What the exercise asks:
Lift out all lines below that contain "GAPDH".

Records supplied:
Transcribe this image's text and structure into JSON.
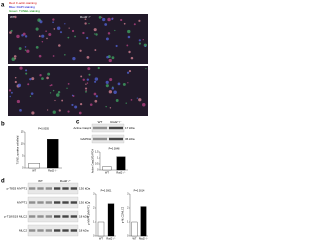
{
  "panel_a": {
    "label": "a",
    "legend": [
      "Red: F-actin staining",
      "Blue: DAPI staining",
      "Green: TUNEL staining"
    ],
    "images": [
      "WT",
      "Rod2⁻/⁻"
    ]
  },
  "blots": [
    {
      "panel": "c",
      "rows": [
        {
          "name": "Active Casp3",
          "size": "17 kDa"
        },
        {
          "name": "GAPDH",
          "size": "36 kDa"
        }
      ],
      "lanes": [
        "WT",
        "Rod2⁻/⁻"
      ]
    },
    {
      "panel": "d",
      "rows": [
        {
          "name": "p-T853 MYPT1",
          "size": "130 kDa"
        },
        {
          "name": "MYPT1",
          "size": "130 kDa"
        },
        {
          "name": "p-T18/S19 MLC2",
          "size": "18 kDa"
        },
        {
          "name": "MLC2",
          "size": "18 kDa"
        }
      ],
      "lanes": [
        "WT",
        "Rod2⁻/⁻"
      ]
    }
  ],
  "chart_data": [
    {
      "type": "bar",
      "panel": "b",
      "ylabel": "TUNEL-positive cells/field",
      "annotation": "P=0.0005",
      "categories": [
        "WT",
        "Rod2⁻/⁻"
      ],
      "values": [
        2,
        12
      ],
      "colors": [
        "#ffffff",
        "#000000"
      ],
      "ylim": [
        0,
        15
      ],
      "yticks": [
        0,
        5,
        10,
        15
      ]
    },
    {
      "type": "bar",
      "ylabel": "Active Casp3/GAPDH",
      "annotation": "P=0.0048",
      "categories": [
        "WT",
        "Rod2⁻/⁻"
      ],
      "values": [
        0.3,
        1.1
      ],
      "colors": [
        "#ffffff",
        "#000000"
      ],
      "ylim": [
        0,
        1.5
      ],
      "yticks": [
        0,
        0.5,
        1,
        1.5
      ]
    },
    {
      "type": "bar",
      "ylabel": "p-MYPT1/MYPT1",
      "annotation": "P=0.0001",
      "categories": [
        "WT",
        "Rod2⁻/⁻"
      ],
      "values": [
        1,
        2.3
      ],
      "colors": [
        "#ffffff",
        "#000000"
      ],
      "ylim": [
        0,
        3
      ],
      "yticks": [
        0,
        1,
        2,
        3
      ]
    },
    {
      "type": "bar",
      "ylabel": "p-MLC2/MLC2",
      "annotation": "P=0.0014",
      "categories": [
        "WT",
        "Rod2⁻/⁻"
      ],
      "values": [
        1,
        2.1
      ],
      "colors": [
        "#ffffff",
        "#000000"
      ],
      "ylim": [
        0,
        3
      ],
      "yticks": [
        0,
        1,
        2,
        3
      ]
    }
  ]
}
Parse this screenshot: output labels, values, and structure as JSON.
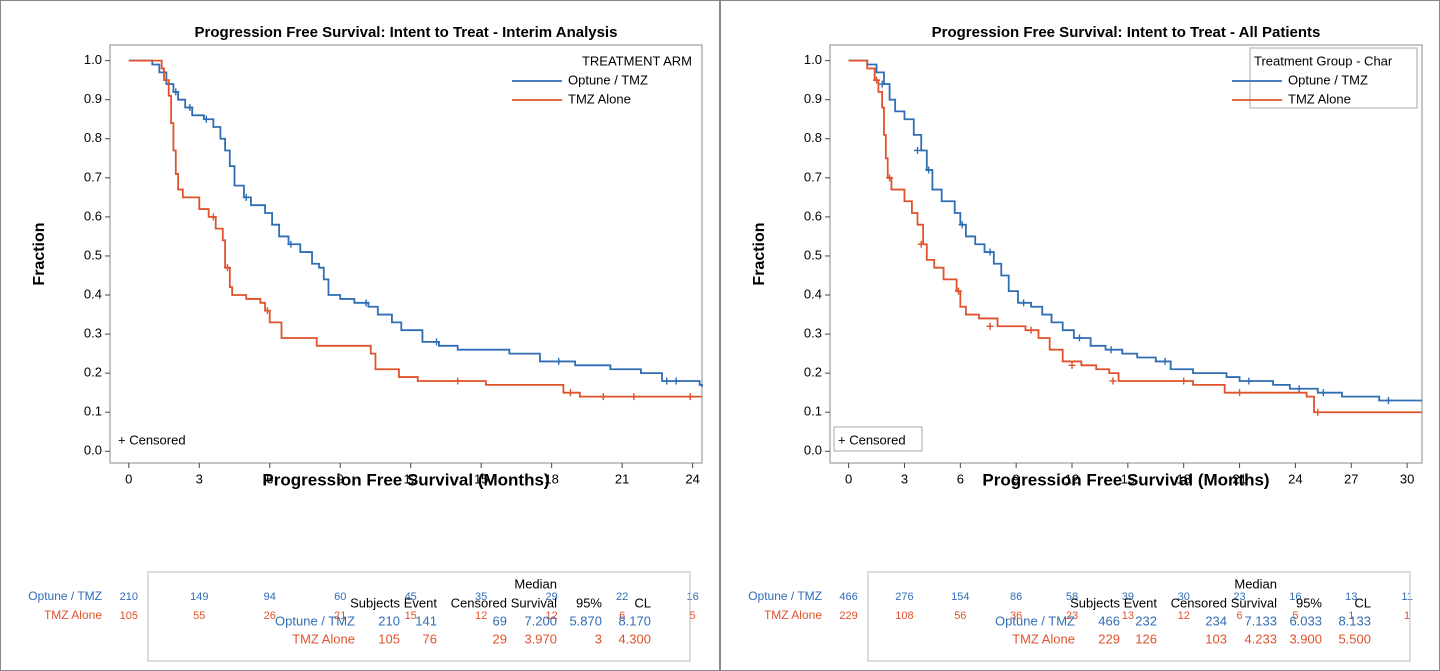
{
  "chart_data": [
    {
      "type": "step",
      "title": "Progression Free Survival: Intent to Treat - Interim Analysis",
      "x_label": "Progression Free Survival (Months)",
      "y_label": "Fraction",
      "xlim": [
        -0.8,
        24.4
      ],
      "ylim": [
        -0.03,
        1.04
      ],
      "xticks": [
        0,
        3,
        6,
        9,
        12,
        15,
        18,
        21,
        24
      ],
      "yticks": [
        {
          "value": 0,
          "label": "0.0"
        },
        0.1,
        0.2,
        0.3,
        0.4,
        0.5,
        0.6,
        0.7,
        0.8,
        0.9,
        {
          "value": 1,
          "label": "1.0"
        }
      ],
      "legend": {
        "title": "TREATMENT ARM",
        "position": "upper right",
        "box": false
      },
      "censor_label": "+ Censored",
      "censor_box": false,
      "series": [
        {
          "name": "Optune / TMZ",
          "color": "#2f6db5",
          "x": [
            0,
            1.0,
            1.3,
            1.6,
            1.9,
            2.1,
            2.4,
            2.7,
            3.2,
            3.6,
            3.9,
            4.1,
            4.3,
            4.5,
            4.9,
            5.2,
            5.8,
            6.1,
            6.4,
            6.8,
            7.3,
            7.8,
            8.1,
            8.3,
            8.5,
            9.0,
            9.6,
            10.2,
            10.6,
            11.2,
            11.6,
            12.5,
            13.2,
            14.0,
            16.2,
            17.5,
            19.0,
            20.5,
            21.8,
            22.7,
            24.3,
            24.4
          ],
          "values": [
            1.0,
            0.99,
            0.97,
            0.94,
            0.92,
            0.9,
            0.88,
            0.86,
            0.85,
            0.83,
            0.8,
            0.77,
            0.73,
            0.68,
            0.65,
            0.63,
            0.61,
            0.58,
            0.55,
            0.53,
            0.51,
            0.48,
            0.47,
            0.44,
            0.4,
            0.39,
            0.38,
            0.37,
            0.35,
            0.33,
            0.31,
            0.28,
            0.27,
            0.26,
            0.25,
            0.23,
            0.22,
            0.21,
            0.2,
            0.18,
            0.17,
            0.165
          ],
          "censored_x": [
            2.0,
            2.6,
            3.3,
            5.0,
            6.9,
            10.1,
            13.1,
            18.3,
            22.9,
            23.3
          ],
          "censored_values": [
            0.92,
            0.88,
            0.85,
            0.65,
            0.53,
            0.38,
            0.28,
            0.23,
            0.18,
            0.18
          ],
          "at_risk": [
            210,
            149,
            94,
            60,
            45,
            35,
            29,
            22,
            16
          ]
        },
        {
          "name": "TMZ Alone",
          "color": "#e0522b",
          "x": [
            0,
            1.4,
            1.5,
            1.7,
            1.8,
            1.9,
            2.0,
            2.1,
            2.3,
            3.0,
            3.4,
            3.7,
            4.0,
            4.1,
            4.3,
            4.4,
            5.0,
            5.6,
            5.8,
            6.0,
            6.5,
            8.0,
            10.3,
            10.5,
            11.5,
            12.3,
            15.2,
            18.5,
            19.2,
            24.4
          ],
          "values": [
            1.0,
            0.98,
            0.95,
            0.91,
            0.84,
            0.77,
            0.71,
            0.67,
            0.65,
            0.62,
            0.6,
            0.57,
            0.54,
            0.47,
            0.42,
            0.4,
            0.39,
            0.38,
            0.36,
            0.33,
            0.29,
            0.27,
            0.25,
            0.21,
            0.19,
            0.18,
            0.17,
            0.15,
            0.14,
            0.14
          ],
          "censored_x": [
            3.6,
            4.2,
            5.9,
            14.0,
            18.8,
            20.2,
            21.5,
            23.9
          ],
          "censored_values": [
            0.6,
            0.47,
            0.36,
            0.18,
            0.15,
            0.14,
            0.14,
            0.14
          ],
          "at_risk": [
            105,
            55,
            26,
            21,
            15,
            12,
            12,
            6,
            5
          ]
        }
      ],
      "summary": {
        "header_top": "Median",
        "columns": [
          "Subjects",
          "Event",
          "Censored",
          "Survival",
          "95%",
          "CL"
        ],
        "rows": [
          [
            210,
            141,
            69,
            "7.200",
            "5.870",
            "8.170"
          ],
          [
            105,
            76,
            29,
            "3.970",
            3,
            "4.300"
          ]
        ]
      }
    },
    {
      "type": "step",
      "title": "Progression Free Survival: Intent to Treat - All Patients",
      "x_label": "Progression Free Survival (Months)",
      "y_label": "Fraction",
      "xlim": [
        -1,
        30.8
      ],
      "ylim": [
        -0.03,
        1.04
      ],
      "xticks": [
        0,
        3,
        6,
        9,
        12,
        15,
        18,
        21,
        24,
        27,
        30
      ],
      "yticks": [
        {
          "value": 0,
          "label": "0.0"
        },
        0.1,
        0.2,
        0.3,
        0.4,
        0.5,
        0.6,
        0.7,
        0.8,
        0.9,
        {
          "value": 1,
          "label": "1.0"
        }
      ],
      "legend": {
        "title": "Treatment Group - Char",
        "position": "upper right",
        "box": true
      },
      "censor_label": "+ Censored",
      "censor_box": true,
      "series": [
        {
          "name": "Optune / TMZ",
          "color": "#2f6db5",
          "x": [
            0,
            1.0,
            1.5,
            1.9,
            2.2,
            2.5,
            3.0,
            3.5,
            3.9,
            4.2,
            4.5,
            5.0,
            5.7,
            6.0,
            6.3,
            6.8,
            7.3,
            7.8,
            8.2,
            8.6,
            9.1,
            9.8,
            10.4,
            10.9,
            11.5,
            12.1,
            13.0,
            13.8,
            14.7,
            15.5,
            16.5,
            17.3,
            18.5,
            20.3,
            21.0,
            22.8,
            23.7,
            25.2,
            26.5,
            28.5,
            30.8
          ],
          "values": [
            1.0,
            0.99,
            0.97,
            0.94,
            0.9,
            0.87,
            0.85,
            0.81,
            0.77,
            0.72,
            0.67,
            0.64,
            0.61,
            0.58,
            0.55,
            0.53,
            0.51,
            0.48,
            0.45,
            0.41,
            0.38,
            0.37,
            0.35,
            0.33,
            0.31,
            0.29,
            0.27,
            0.26,
            0.25,
            0.24,
            0.23,
            0.21,
            0.2,
            0.19,
            0.18,
            0.17,
            0.16,
            0.15,
            0.14,
            0.13,
            0.13
          ],
          "censored_x": [
            1.8,
            3.7,
            4.3,
            6.1,
            7.6,
            9.4,
            12.4,
            14.1,
            17.0,
            21.5,
            24.2,
            25.5,
            29.0
          ],
          "censored_values": [
            0.94,
            0.77,
            0.72,
            0.58,
            0.51,
            0.38,
            0.29,
            0.26,
            0.23,
            0.18,
            0.16,
            0.15,
            0.13
          ],
          "at_risk": [
            466,
            276,
            154,
            86,
            58,
            39,
            30,
            23,
            16,
            13,
            11
          ]
        },
        {
          "name": "TMZ Alone",
          "color": "#e0522b",
          "x": [
            0,
            1.0,
            1.4,
            1.6,
            1.8,
            1.9,
            2.0,
            2.1,
            2.3,
            3.0,
            3.4,
            3.7,
            4.0,
            4.2,
            4.6,
            5.1,
            5.8,
            6.0,
            6.3,
            7.0,
            8.0,
            9.5,
            10.2,
            10.8,
            11.5,
            12.5,
            13.3,
            14.0,
            14.5,
            16.5,
            18.5,
            20.2,
            24.6,
            25.0,
            30.8
          ],
          "values": [
            1.0,
            0.98,
            0.95,
            0.92,
            0.88,
            0.81,
            0.75,
            0.7,
            0.67,
            0.64,
            0.61,
            0.58,
            0.53,
            0.49,
            0.47,
            0.44,
            0.41,
            0.37,
            0.35,
            0.34,
            0.32,
            0.31,
            0.29,
            0.26,
            0.23,
            0.22,
            0.21,
            0.2,
            0.18,
            0.18,
            0.17,
            0.15,
            0.14,
            0.1,
            0.1
          ],
          "censored_x": [
            1.5,
            2.2,
            3.9,
            5.9,
            7.6,
            9.8,
            12.0,
            14.2,
            18.0,
            21.0,
            25.2
          ],
          "censored_values": [
            0.95,
            0.7,
            0.53,
            0.41,
            0.32,
            0.31,
            0.22,
            0.18,
            0.18,
            0.15,
            0.1
          ],
          "at_risk": [
            229,
            108,
            56,
            36,
            23,
            13,
            12,
            6,
            5,
            1,
            1
          ]
        }
      ],
      "summary": {
        "header_top": "Median",
        "columns": [
          "Subjects",
          "Event",
          "Censored",
          "Survival",
          "95%",
          "CL"
        ],
        "rows": [
          [
            466,
            232,
            234,
            "7.133",
            "6.033",
            "8.133"
          ],
          [
            229,
            126,
            103,
            "4.233",
            "3.900",
            "5.500"
          ]
        ]
      }
    }
  ]
}
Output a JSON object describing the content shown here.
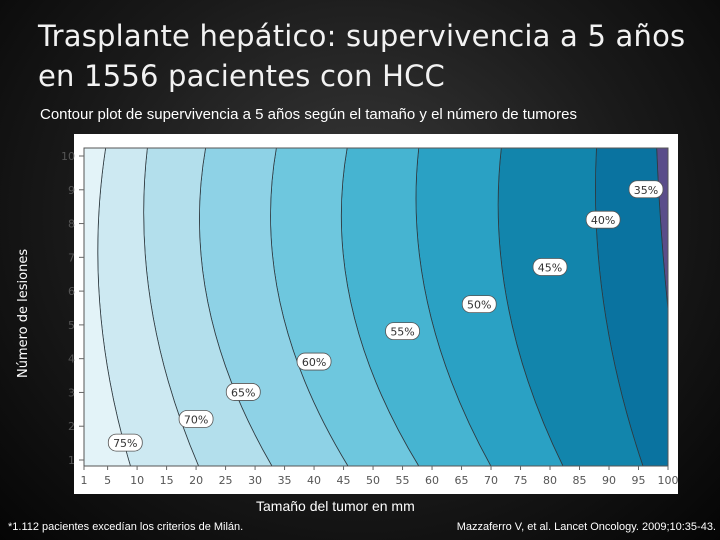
{
  "slide": {
    "title_line1": "Trasplante hepático: supervivencia a 5 años",
    "title_line2": "en 1556 pacientes con HCC",
    "subtitle": "Contour plot de supervivencia a 5 años según el tamaño y el número de tumores",
    "footnote": "*1.112 pacientes excedían los criterios de Milán.",
    "citation": "Mazzaferro V, et al. Lancet Oncology. 2009;10:35-43."
  },
  "chart_data": {
    "type": "heatmap",
    "subtype": "contour",
    "title": "Contour plot de supervivencia a 5 años según el tamaño y el número de tumores",
    "xlabel": "Tamaño del tumor en mm",
    "ylabel": "Número de lesiones",
    "x_ticks": [
      "1",
      "5",
      "10",
      "15",
      "20",
      "25",
      "30",
      "35",
      "40",
      "45",
      "50",
      "55",
      "60",
      "65",
      "70",
      "75",
      "80",
      "85",
      "90",
      "95",
      "100"
    ],
    "y_ticks": [
      "1",
      "2",
      "3",
      "4",
      "5",
      "6",
      "7",
      "8",
      "9",
      "10"
    ],
    "xlim": [
      1,
      100
    ],
    "ylim": [
      1,
      10
    ],
    "contour_levels": [
      {
        "label": "75%",
        "x": 8,
        "y": 1.5
      },
      {
        "label": "70%",
        "x": 20,
        "y": 2.2
      },
      {
        "label": "65%",
        "x": 28,
        "y": 3.0
      },
      {
        "label": "60%",
        "x": 40,
        "y": 3.9
      },
      {
        "label": "55%",
        "x": 55,
        "y": 4.8
      },
      {
        "label": "50%",
        "x": 68,
        "y": 5.6
      },
      {
        "label": "45%",
        "x": 80,
        "y": 6.7
      },
      {
        "label": "40%",
        "x": 89,
        "y": 8.1
      },
      {
        "label": "35%",
        "x": 100,
        "y": 9.0
      }
    ],
    "band_colors": [
      "#e3f3f8",
      "#cde9f2",
      "#b3dfec",
      "#8ed2e6",
      "#6ec7de",
      "#46b4d1",
      "#2aa1c4",
      "#1285ac",
      "#0a73a0",
      "#5a4d8a"
    ],
    "grid": false,
    "legend": "none"
  }
}
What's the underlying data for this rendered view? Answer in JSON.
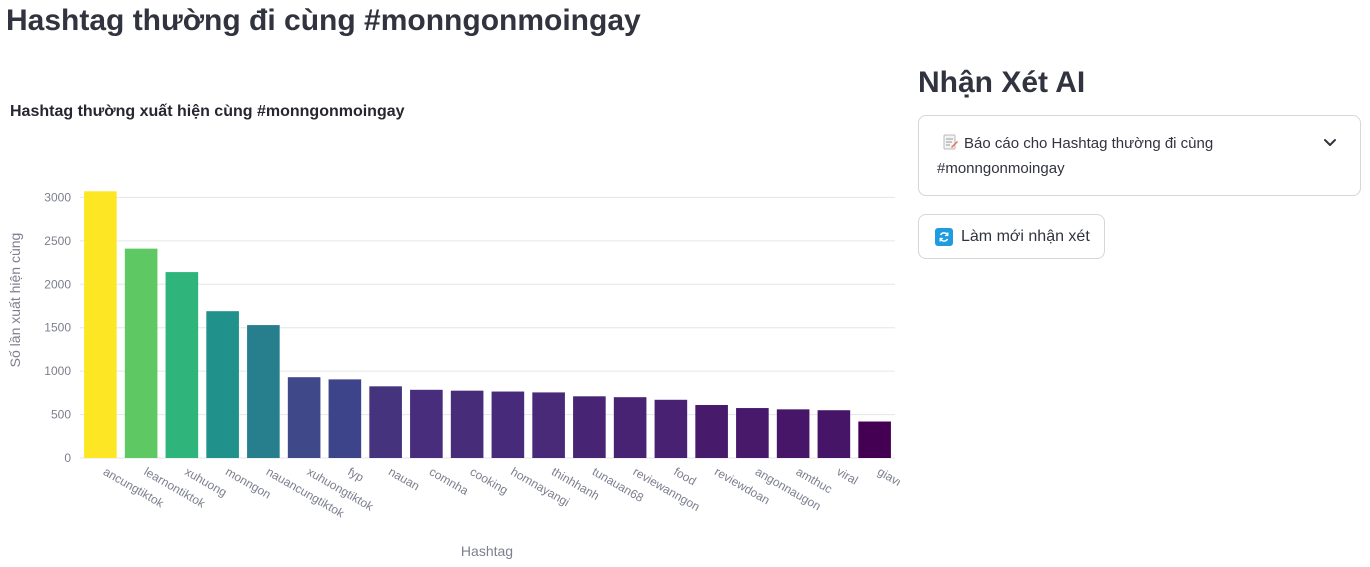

Answer for the task:
          "name": "GAPDH",
      "ylabel": "Active Casp3/GAPDH",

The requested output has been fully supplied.